WRITTEN REQUEST: Write out every line of the material below as a numbered list, skipping blank lines and omitting the pictures.

Image region annotations
## Start

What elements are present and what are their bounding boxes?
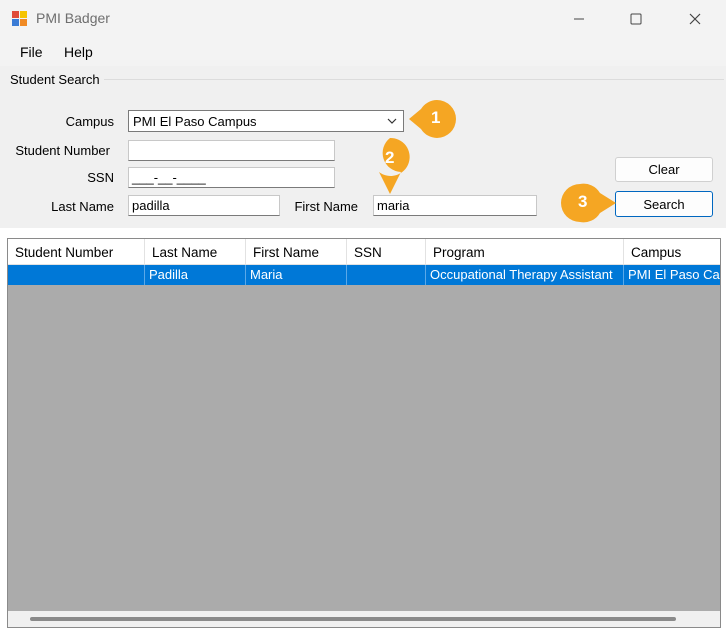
group-title: Student Search xyxy=(10,72,102,87)
callout-number-2: 2 xyxy=(385,148,395,167)
chevron-down-icon xyxy=(387,118,397,124)
callout-marker-3 xyxy=(561,183,616,223)
column-header-campus[interactable]: Campus xyxy=(624,239,720,265)
callout-number-1: 1 xyxy=(431,108,441,127)
search-button[interactable]: Search xyxy=(615,191,713,217)
first-name-label: First Name xyxy=(294,199,358,214)
column-header-first-name[interactable]: First Name xyxy=(246,239,347,265)
maximize-button[interactable] xyxy=(607,0,665,38)
campus-select[interactable]: PMI El Paso Campus xyxy=(128,110,404,132)
column-header-program[interactable]: Program xyxy=(426,239,624,265)
column-header-last-name[interactable]: Last Name xyxy=(145,239,246,265)
column-header-student-number[interactable]: Student Number xyxy=(8,239,145,265)
column-header-ssn[interactable]: SSN xyxy=(347,239,426,265)
first-name-input[interactable]: maria xyxy=(373,195,537,216)
callout-number-3: 3 xyxy=(578,192,588,211)
window-title: PMI Badger xyxy=(36,10,110,26)
cell-campus[interactable]: PMI El Paso Campus xyxy=(624,265,720,285)
horizontal-scrollbar[interactable] xyxy=(8,611,720,627)
cell-first-name[interactable]: Maria xyxy=(246,265,347,285)
student-number-label: Student Number xyxy=(15,143,110,158)
last-name-label: Last Name xyxy=(51,199,114,214)
clear-button[interactable]: Clear xyxy=(615,157,713,182)
campus-select-value: PMI El Paso Campus xyxy=(133,114,257,129)
cell-program[interactable]: Occupational Therapy Assistant xyxy=(426,265,624,285)
ssn-label: SSN xyxy=(87,170,114,185)
menu-file[interactable]: File xyxy=(20,44,43,60)
minimize-icon xyxy=(574,18,584,20)
last-name-input[interactable]: padilla xyxy=(128,195,280,216)
maximize-icon xyxy=(630,13,642,25)
menu-bar xyxy=(0,38,726,66)
close-icon xyxy=(689,13,701,25)
grid-header: Student Number Last Name First Name SSN … xyxy=(8,239,720,265)
table-row[interactable]: Padilla Maria Occupational Therapy Assis… xyxy=(8,265,720,285)
minimize-button[interactable] xyxy=(550,0,608,38)
group-divider xyxy=(104,79,724,80)
campus-label: Campus xyxy=(65,114,114,129)
close-button[interactable] xyxy=(666,0,724,38)
menu-help[interactable]: Help xyxy=(64,44,93,60)
student-number-input[interactable] xyxy=(128,140,335,161)
results-grid[interactable]: Student Number Last Name First Name SSN … xyxy=(7,238,721,628)
cell-last-name[interactable]: Padilla xyxy=(145,265,246,285)
app-badge-icon xyxy=(12,11,27,26)
scrollbar-thumb[interactable] xyxy=(30,617,676,621)
cell-student-number[interactable] xyxy=(8,265,145,285)
ssn-input[interactable]: ___-__-____ xyxy=(128,167,335,188)
cell-ssn[interactable] xyxy=(347,265,426,285)
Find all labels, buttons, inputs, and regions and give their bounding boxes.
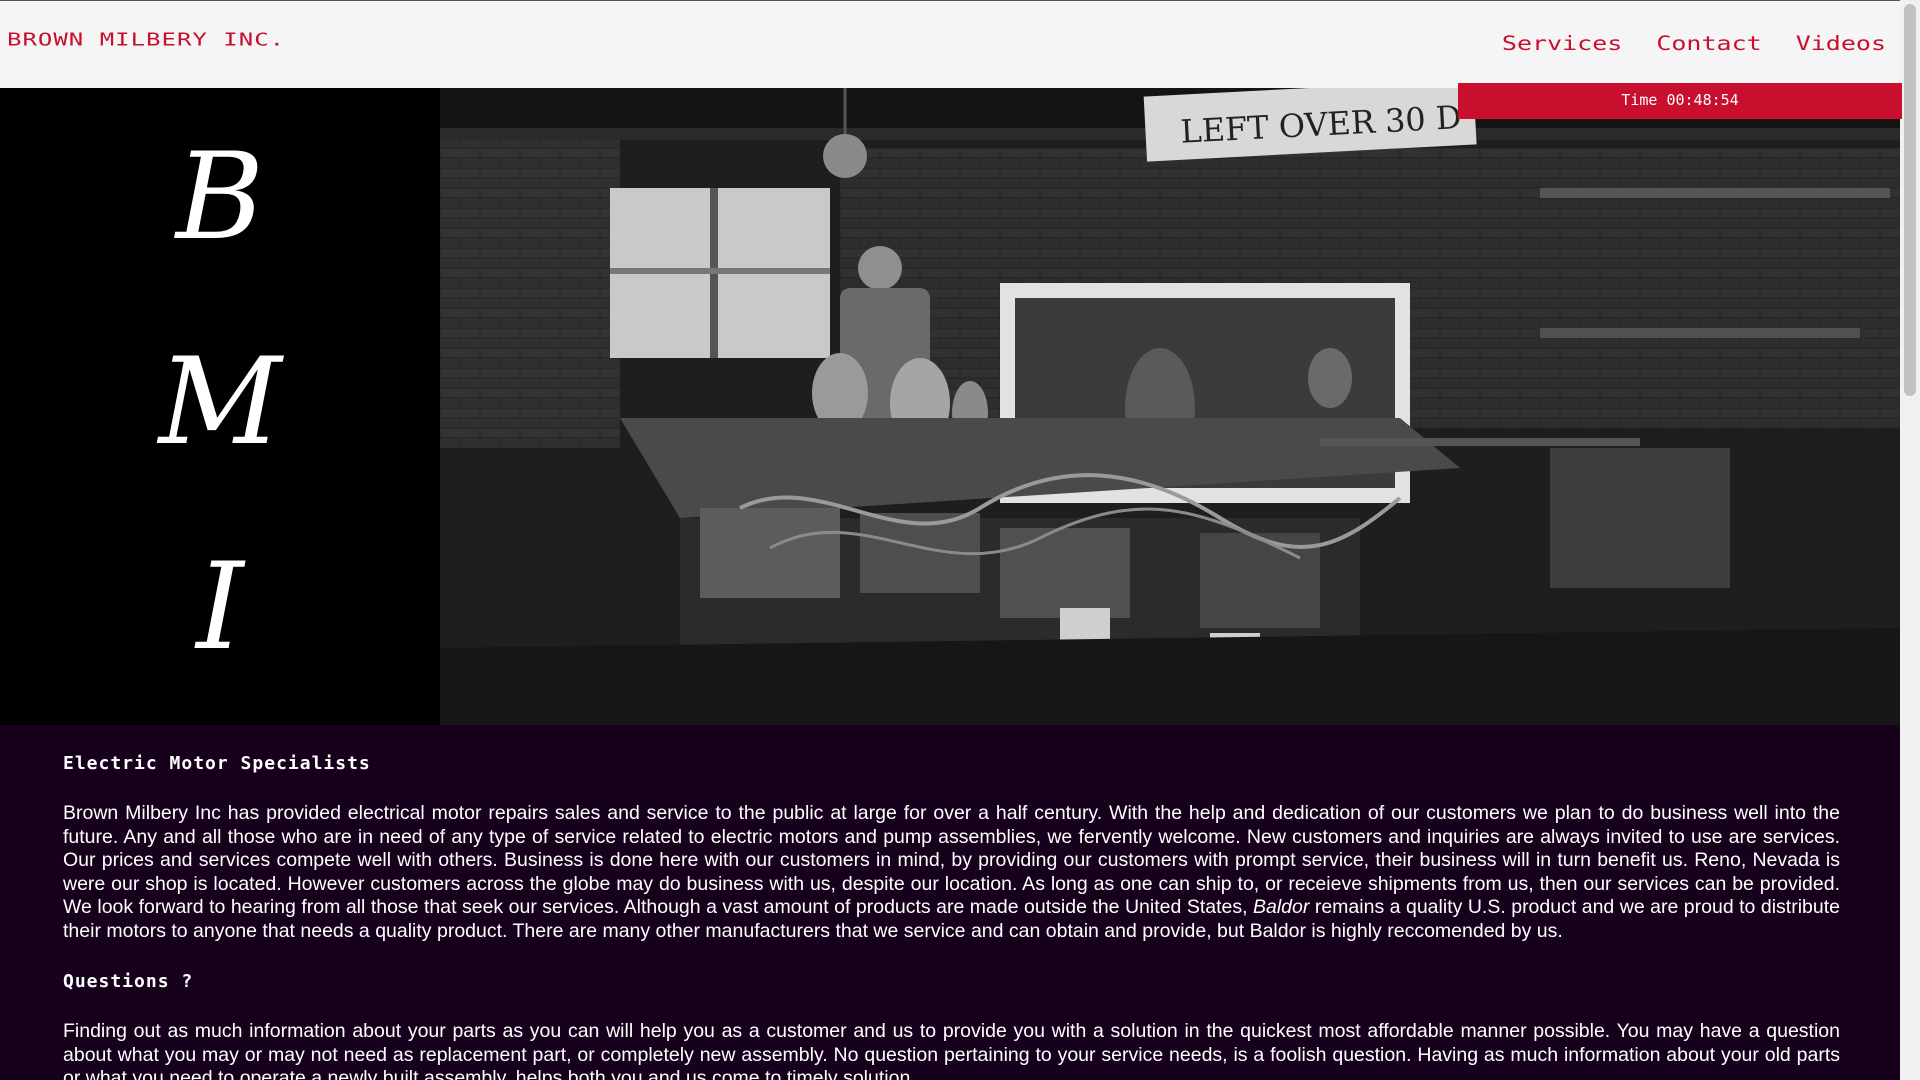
scrollbar-thumb[interactable]: [1904, 4, 1916, 396]
site-header: BROWN MILBERY INC. Services Contact Vide…: [0, 0, 1900, 88]
baldor-brand-text: Baldor: [1253, 896, 1310, 918]
time-display: Time 00:48:54: [1458, 83, 1902, 119]
intro-paragraph: Brown Milbery Inc has provided electrica…: [63, 802, 1840, 943]
bmi-monogram-panel: B M I: [0, 88, 440, 725]
nav-videos-link[interactable]: Videos: [1796, 32, 1886, 55]
main-nav: Services Contact Videos: [1502, 29, 1886, 58]
nav-services-link[interactable]: Services: [1502, 32, 1622, 55]
questions-paragraph: Finding out as much information about yo…: [63, 1020, 1840, 1080]
hero-section: B M I LEFT OVER 30 D: [0, 88, 1900, 725]
heading-questions: Questions ?: [63, 971, 194, 992]
monogram-letter-i: I: [196, 538, 244, 677]
workshop-photo-illustration: LEFT OVER 30 D: [440, 88, 1900, 725]
heading-electric-motor-specialists: Electric Motor Specialists: [63, 753, 371, 774]
content-section: Electric Motor Specialists Brown Milbery…: [0, 725, 1900, 1080]
monogram-letter-b: B: [175, 128, 265, 267]
page-scrollbar[interactable]: [1900, 0, 1920, 1080]
workshop-photo: LEFT OVER 30 D: [440, 88, 1900, 725]
monogram-letter-m: M: [158, 333, 282, 472]
brand-logo-text[interactable]: BROWN MILBERY INC.: [7, 29, 285, 50]
nav-contact-link[interactable]: Contact: [1656, 32, 1761, 55]
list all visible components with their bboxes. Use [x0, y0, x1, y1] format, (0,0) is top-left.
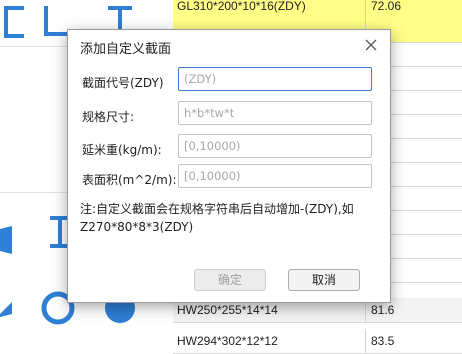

## End

EXPECTED ANSWER:
1. What elements are present and what are their bounding boxes?
2. group-title: Student Search xyxy=(10,72,102,87)
3. callout-number-2: 2 xyxy=(385,148,395,167)
4. chevron-down-icon xyxy=(387,118,397,124)
5. callout-marker-3 xyxy=(561,183,616,223)
6. column-header-campus[interactable]: Campus xyxy=(624,239,720,265)
7. callout-number-1: 1 xyxy=(431,108,441,127)
8. search-button[interactable]: Search xyxy=(615,191,713,217)
9. first-name-label: First Name xyxy=(294,199,358,214)
10. column-header-first-name[interactable]: First Name xyxy=(246,239,347,265)
11. maximize-button[interactable] xyxy=(607,0,665,38)
12. campus-select[interactable]: PMI El Paso Campus xyxy=(128,110,404,132)
13. column-header-program[interactable]: Program xyxy=(426,239,624,265)
14. column-header-last-name[interactable]: Last Name xyxy=(145,239,246,265)
15. column-header-student-number[interactable]: Student Number xyxy=(8,239,145,265)
16. column-header-ssn[interactable]: SSN xyxy=(347,239,426,265)
17. first-name-input[interactable]: maria xyxy=(373,195,537,216)
18. callout-number-3: 3 xyxy=(578,192,588,211)
19. window-title: PMI Badger xyxy=(36,10,110,26)
20. cell-campus[interactable]: PMI El Paso Campus xyxy=(624,265,720,285)
21. horizontal-scrollbar[interactable] xyxy=(8,611,720,627)
22. cell-first-name[interactable]: Maria xyxy=(246,265,347,285)
23. student-number-label: Student Number xyxy=(15,143,110,158)
24. last-name-label: Last Name xyxy=(51,199,114,214)
25. clear-button[interactable]: Clear xyxy=(615,157,713,182)
26. campus-select-value: PMI El Paso Campus xyxy=(133,114,257,129)
27. cell-program[interactable]: Occupational Therapy Assistant xyxy=(426,265,624,285)
28. ssn-label: SSN xyxy=(87,170,114,185)
29. menu-file[interactable]: File xyxy=(20,44,43,60)
30. minimize-icon xyxy=(574,18,584,20)
31. last-name-input[interactable]: padilla xyxy=(128,195,280,216)
32. maximize-icon xyxy=(630,13,642,25)
33. menu-bar xyxy=(0,38,726,66)
34. close-icon xyxy=(689,13,701,25)
35. grid-header: Student Number Last Name First Name SSN … xyxy=(8,239,720,265)
36. table-row[interactable]: Padilla Maria Occupational Therapy Assis… xyxy=(8,265,720,285)
37. minimize-button[interactable] xyxy=(550,0,608,38)
38. group-divider xyxy=(104,79,724,80)
39. campus-label: Campus xyxy=(65,114,114,129)
40. close-button[interactable] xyxy=(666,0,724,38)
41. menu-help[interactable]: Help xyxy=(64,44,93,60)
42. student-number-input[interactable] xyxy=(128,140,335,161)
43. results-grid[interactable]: Student Number Last Name First Name SSN … xyxy=(7,238,721,628)
44. cell-last-name[interactable]: Padilla xyxy=(145,265,246,285)
45. app-badge-icon xyxy=(12,11,27,26)
46. scrollbar-thumb[interactable] xyxy=(30,617,676,621)
47. cell-student-number[interactable] xyxy=(8,265,145,285)
48. ssn-input[interactable]: ___-__-____ xyxy=(128,167,335,188)
49. cell-ssn[interactable] xyxy=(347,265,426,285)
50. Find all labels, buttons, inputs, and regions and give their bounding boxes.
51. scrollbar-thumb[interactable]: [1904, 4, 1916, 396]
52. site-header: BROWN MILBERY INC. Services Contact Vide…: [0, 0, 1900, 88]
53. baldor-brand-text: Baldor: [1253, 896, 1310, 918]
54. time-display: Time 00:48:54: [1458, 83, 1902, 119]
55. intro-paragraph: Brown Milbery Inc has provided electrica…: [63, 802, 1840, 943]
56. bmi-monogram-panel: B M I: [0, 88, 440, 725]
57. nav-videos-link[interactable]: Videos: [1796, 32, 1886, 55]
58. main-nav: Services Contact Videos: [1502, 29, 1886, 58]
59. nav-services-link[interactable]: Services: [1502, 32, 1622, 55]
60. questions-paragraph: Finding out as much information about yo…: [63, 1020, 1840, 1080]
61. hero-section: B M I LEFT OVER 30 D: [0, 88, 1900, 725]
62. heading-questions: Questions ?: [63, 971, 194, 992]
63. monogram-letter-i: I: [196, 538, 244, 677]
64. workshop-photo-illustration: LEFT OVER 30 D: [440, 88, 1900, 725]
65. heading-electric-motor-specialists: Electric Motor Specialists: [63, 753, 371, 774]
66. content-section: Electric Motor Specialists Brown Milbery…: [0, 725, 1900, 1080]
67. monogram-letter-b: B: [175, 128, 265, 267]
68. page-scrollbar[interactable]: [1900, 0, 1920, 1080]
69. workshop-photo: LEFT OVER 30 D: [440, 88, 1900, 725]
70. monogram-letter-m: M: [158, 333, 282, 472]
71. brand-logo-text[interactable]: BROWN MILBERY INC.: [7, 29, 285, 50]
72. nav-contact-link[interactable]: Contact: [1656, 32, 1761, 55]
73. list all visible components with their bboxes. Use [x0, y0, x1, y1] format, (0,0) is top-left.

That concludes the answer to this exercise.